━━ Document passage
Standardized testing reference guide¶
Companion to RFC-019. Industry methodology and resources for reference-image validation in Chemigram.
Why standardized test targets¶
The photography and imaging industry — Imatest, DxOMark, X-Rite, the ISO TC-42 and IEEE P1858 committees — converges on a single principle: test against inputs with known, published physical properties, then measure the delta between expected and actual. Without known ground truth, any evaluation is subjective opinion.
For Chemigram this means: replace the arbitrary raw-test.NEF (which
tells us "did darktable crash?") with standardized chart photographs
(which tell us "did the pipeline produce correct color and tone?").
The two reference targets¶
Calibrite ColorChecker Passport Photo 2¶
- 24 patches: 18 color + 6 neutral grayscale
- Published CIE L*a*b* D50 reference values from X-Rite
- ~€70 from calibrite.com or Amazon
- Includes free DNG profiling software
- Check manufacturing date (back of chart): formulations changed Nov 2014
What it tests in Chemigram:
| Metric | What it catches |
|---|---|
| Per-patch Delta E | Wrong color matrix, WB error, color-grading vocabulary producing unintended shifts |
| Mean/max Delta E | Overall color accuracy regression |
| Grayscale neutrality | Color cast in neutral tones (WB or channel mixer bugs) |
| Patch-to-patch relationships | Relative color accuracy even when absolute is off |
Calibrite ColorChecker Grayscale¶
- Neutral step wedge with known optical density values
- ~€40
- Isolates tonal response from color
What it tests in Chemigram:
| Metric | What it catches |
|---|---|
| Tonal linearity (R²) | Broken tone curve, sigmoid misconfiguration |
| Gamma fit | Wrong contrast/gamma after vocabulary application |
| Shadow/highlight clipping | Exposure vocabulary pushing values out of range |
| Noise floor | Denoise vocabulary effectiveness |
Shooting protocol¶
One afternoon, controlled conditions:
- Camera: Nikon D850 (same body as existing
CHEMIGRAM_TEST_RAW) - Lens: prime, 50mm or longer, stopped down to f/8 (sharpest aperture)
━━━━
━━ Stored rows
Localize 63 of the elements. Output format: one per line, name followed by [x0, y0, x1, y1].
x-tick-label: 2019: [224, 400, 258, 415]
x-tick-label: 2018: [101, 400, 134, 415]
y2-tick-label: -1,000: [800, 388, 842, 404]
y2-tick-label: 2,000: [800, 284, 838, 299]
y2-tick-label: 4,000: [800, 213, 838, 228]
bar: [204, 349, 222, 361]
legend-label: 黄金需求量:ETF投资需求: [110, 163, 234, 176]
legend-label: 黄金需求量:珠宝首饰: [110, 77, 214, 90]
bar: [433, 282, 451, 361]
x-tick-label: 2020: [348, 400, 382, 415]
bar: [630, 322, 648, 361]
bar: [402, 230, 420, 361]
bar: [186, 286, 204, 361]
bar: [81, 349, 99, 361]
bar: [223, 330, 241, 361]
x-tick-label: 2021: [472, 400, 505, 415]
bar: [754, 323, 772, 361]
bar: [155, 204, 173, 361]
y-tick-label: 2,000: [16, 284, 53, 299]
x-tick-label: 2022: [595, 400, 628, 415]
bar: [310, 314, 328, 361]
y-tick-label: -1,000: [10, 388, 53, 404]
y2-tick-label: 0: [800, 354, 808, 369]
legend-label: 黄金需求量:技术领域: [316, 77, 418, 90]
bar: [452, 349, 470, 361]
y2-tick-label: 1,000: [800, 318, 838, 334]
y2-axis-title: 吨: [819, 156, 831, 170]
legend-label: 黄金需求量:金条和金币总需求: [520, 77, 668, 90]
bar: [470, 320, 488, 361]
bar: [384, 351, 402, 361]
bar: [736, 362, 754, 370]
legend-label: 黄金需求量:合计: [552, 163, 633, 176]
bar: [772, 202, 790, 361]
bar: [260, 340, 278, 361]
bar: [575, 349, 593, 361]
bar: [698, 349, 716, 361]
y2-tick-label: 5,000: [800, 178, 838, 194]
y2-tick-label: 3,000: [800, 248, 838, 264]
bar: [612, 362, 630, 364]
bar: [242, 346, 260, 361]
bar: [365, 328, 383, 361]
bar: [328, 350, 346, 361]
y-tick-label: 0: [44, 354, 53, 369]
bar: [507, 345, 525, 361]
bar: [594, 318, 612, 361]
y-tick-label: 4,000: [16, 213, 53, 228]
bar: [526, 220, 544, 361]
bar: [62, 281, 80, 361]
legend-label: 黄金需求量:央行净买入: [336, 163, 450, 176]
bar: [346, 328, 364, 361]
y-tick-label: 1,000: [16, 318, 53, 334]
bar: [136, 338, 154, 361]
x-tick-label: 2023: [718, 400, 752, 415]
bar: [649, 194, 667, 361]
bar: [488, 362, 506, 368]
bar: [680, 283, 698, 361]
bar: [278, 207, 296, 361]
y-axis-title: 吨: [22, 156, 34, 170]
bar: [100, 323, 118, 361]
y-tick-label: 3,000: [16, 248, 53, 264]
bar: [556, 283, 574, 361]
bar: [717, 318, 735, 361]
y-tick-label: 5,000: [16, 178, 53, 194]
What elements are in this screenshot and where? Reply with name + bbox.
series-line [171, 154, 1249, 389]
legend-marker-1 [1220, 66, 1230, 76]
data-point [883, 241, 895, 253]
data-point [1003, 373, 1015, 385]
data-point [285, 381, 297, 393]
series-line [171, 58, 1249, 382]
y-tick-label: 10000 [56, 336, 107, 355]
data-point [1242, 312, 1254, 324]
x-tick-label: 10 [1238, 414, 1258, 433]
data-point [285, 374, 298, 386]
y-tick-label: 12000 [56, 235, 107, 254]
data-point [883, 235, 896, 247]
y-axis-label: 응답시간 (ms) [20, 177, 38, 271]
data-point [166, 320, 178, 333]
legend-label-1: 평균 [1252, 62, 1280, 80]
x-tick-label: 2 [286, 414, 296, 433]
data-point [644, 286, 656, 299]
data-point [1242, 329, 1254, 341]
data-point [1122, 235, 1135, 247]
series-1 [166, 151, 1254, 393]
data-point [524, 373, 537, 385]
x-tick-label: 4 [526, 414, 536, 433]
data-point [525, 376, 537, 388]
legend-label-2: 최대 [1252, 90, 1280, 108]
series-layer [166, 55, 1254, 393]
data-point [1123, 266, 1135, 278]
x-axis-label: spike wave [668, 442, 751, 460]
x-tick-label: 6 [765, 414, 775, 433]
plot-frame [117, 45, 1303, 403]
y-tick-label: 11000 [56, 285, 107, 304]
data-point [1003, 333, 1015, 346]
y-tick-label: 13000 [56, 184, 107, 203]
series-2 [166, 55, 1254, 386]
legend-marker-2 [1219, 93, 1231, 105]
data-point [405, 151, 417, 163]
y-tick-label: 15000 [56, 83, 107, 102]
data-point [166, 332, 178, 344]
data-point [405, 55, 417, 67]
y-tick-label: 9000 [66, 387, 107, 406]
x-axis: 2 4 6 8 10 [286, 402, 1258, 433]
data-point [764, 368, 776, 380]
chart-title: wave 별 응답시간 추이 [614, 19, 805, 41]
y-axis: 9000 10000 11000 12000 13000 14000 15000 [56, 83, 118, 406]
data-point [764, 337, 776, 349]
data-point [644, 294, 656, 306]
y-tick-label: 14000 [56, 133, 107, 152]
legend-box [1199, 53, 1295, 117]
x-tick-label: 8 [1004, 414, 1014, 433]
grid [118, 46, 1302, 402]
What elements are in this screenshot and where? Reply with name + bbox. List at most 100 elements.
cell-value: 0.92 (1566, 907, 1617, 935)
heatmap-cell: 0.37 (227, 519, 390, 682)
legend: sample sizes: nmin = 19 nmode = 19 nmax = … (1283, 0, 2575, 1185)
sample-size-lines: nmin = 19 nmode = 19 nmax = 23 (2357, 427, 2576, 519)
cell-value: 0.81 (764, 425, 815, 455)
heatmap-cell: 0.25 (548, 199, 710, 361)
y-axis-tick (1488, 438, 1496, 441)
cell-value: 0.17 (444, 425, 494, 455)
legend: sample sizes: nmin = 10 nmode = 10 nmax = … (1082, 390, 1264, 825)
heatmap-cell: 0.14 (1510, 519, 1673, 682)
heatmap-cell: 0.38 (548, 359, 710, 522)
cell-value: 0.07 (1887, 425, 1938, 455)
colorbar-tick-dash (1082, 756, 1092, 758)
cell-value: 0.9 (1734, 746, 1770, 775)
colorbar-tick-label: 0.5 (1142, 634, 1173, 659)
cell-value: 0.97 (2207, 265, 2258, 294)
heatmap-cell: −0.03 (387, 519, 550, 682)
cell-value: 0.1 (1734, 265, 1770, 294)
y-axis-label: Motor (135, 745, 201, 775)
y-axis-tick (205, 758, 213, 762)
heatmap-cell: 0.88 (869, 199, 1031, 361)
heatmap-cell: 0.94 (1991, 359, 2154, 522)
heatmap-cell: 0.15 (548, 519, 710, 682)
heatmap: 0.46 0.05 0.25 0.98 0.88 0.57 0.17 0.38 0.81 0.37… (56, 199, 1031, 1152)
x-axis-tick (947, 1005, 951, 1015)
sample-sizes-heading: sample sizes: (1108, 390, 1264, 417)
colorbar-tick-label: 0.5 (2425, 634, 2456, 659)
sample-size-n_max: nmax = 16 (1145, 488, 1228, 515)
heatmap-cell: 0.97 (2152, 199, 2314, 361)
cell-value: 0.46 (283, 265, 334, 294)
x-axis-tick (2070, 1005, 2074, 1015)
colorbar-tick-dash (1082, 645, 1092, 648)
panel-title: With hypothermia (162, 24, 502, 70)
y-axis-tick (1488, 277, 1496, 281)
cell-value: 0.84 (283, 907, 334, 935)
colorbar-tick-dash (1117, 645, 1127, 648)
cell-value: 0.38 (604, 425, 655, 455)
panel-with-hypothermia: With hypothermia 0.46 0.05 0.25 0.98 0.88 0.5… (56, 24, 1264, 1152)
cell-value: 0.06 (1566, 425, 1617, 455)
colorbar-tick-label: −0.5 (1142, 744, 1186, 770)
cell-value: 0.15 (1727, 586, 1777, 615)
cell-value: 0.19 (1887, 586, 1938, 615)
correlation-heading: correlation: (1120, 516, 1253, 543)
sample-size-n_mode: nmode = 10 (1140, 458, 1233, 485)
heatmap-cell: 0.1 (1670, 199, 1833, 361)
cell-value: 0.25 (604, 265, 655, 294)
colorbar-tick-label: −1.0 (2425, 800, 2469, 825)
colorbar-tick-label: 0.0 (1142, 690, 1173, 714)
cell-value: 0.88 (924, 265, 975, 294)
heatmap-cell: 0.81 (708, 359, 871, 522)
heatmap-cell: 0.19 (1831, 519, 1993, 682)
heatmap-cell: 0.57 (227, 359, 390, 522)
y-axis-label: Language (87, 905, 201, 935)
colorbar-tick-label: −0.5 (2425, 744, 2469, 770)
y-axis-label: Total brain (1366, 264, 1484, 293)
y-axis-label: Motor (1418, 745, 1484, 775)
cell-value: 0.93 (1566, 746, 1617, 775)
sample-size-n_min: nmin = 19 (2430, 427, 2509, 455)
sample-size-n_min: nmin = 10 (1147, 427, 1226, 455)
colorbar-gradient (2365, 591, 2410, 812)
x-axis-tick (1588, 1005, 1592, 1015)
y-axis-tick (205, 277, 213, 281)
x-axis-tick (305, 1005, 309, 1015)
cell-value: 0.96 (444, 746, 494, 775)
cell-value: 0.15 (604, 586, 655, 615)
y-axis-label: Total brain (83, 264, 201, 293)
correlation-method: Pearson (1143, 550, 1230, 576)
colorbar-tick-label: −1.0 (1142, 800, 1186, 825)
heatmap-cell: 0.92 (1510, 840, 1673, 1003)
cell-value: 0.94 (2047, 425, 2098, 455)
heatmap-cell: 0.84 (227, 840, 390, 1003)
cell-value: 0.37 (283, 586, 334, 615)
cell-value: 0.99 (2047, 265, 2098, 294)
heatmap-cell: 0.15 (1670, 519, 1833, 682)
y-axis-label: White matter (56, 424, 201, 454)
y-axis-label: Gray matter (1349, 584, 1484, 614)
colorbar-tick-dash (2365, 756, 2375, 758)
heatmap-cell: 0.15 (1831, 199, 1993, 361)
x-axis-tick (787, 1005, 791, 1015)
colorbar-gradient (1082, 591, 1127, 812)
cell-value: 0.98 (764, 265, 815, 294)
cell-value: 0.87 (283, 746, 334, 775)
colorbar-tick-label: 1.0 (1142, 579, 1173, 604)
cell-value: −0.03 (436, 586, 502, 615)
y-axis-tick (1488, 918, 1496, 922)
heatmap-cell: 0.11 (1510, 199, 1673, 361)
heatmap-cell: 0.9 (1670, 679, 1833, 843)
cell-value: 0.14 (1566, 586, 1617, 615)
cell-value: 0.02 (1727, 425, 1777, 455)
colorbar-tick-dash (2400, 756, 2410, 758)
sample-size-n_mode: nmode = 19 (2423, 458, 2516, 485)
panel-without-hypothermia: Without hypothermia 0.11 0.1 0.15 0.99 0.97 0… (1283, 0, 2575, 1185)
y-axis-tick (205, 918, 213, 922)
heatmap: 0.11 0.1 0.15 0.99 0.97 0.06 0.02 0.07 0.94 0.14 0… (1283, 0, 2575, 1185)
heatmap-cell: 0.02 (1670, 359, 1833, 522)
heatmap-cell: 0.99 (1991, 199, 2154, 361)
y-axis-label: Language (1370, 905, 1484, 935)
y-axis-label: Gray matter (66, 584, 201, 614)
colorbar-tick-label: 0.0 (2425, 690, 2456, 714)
━━━━
Problems and tasks:
- A) Transcribe the passage of the testing reference guide starting with "Standardized testing reference" and going on through "is subjective opinion.".
- B) According to the testing reference guide, how many patches does the Calibrite ColorChecker Passport Photo 2 have, and how are they divided?

Per-task answers:
- A)
Standardized testing reference guide¶
Companion to RFC-019. Industry methodology and resources for reference-image validation in Chemigram.
Why standardized test targets¶
The photography and imaging industry — Imatest, DxOMark, X-Rite, the ISO TC-42 and IEEE P1858 committees — converges on a single principle: test against inputs with known, published physical properties, then measure the delta between expected and actual. Without known ground truth, any evaluation is subjective opinion.

- B) It has 24 patches: 18 color and 6 neutral grayscale.